• [EXERCISE DETAILS]: Output the data that follows, keeping every line identical.
##### SOURCE DATA #####
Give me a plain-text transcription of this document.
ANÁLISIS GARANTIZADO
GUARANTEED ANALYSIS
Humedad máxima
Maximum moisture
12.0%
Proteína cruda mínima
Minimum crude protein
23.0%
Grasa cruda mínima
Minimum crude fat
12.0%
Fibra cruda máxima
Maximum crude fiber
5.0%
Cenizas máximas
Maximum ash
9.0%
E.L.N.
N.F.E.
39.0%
#####
• [EXPECTED OUTPUT]:
Give me a plain-text transcription of this document.
ANÁLISIS GARANTIZADO
GUARANTEED ANALYSIS
Humedad máxima
Maximum moisture
12.0%
Proteína cruda mínima
Minimum crude protein
23.0%
Grasa cruda mínima
Minimum crude fat
12.0%
Fibra cruda máxima
Maximum crude fiber
5.0%
Cenizas máximas
Maximum ash
9.0%
E.L.N.
N.F.E.
39.0%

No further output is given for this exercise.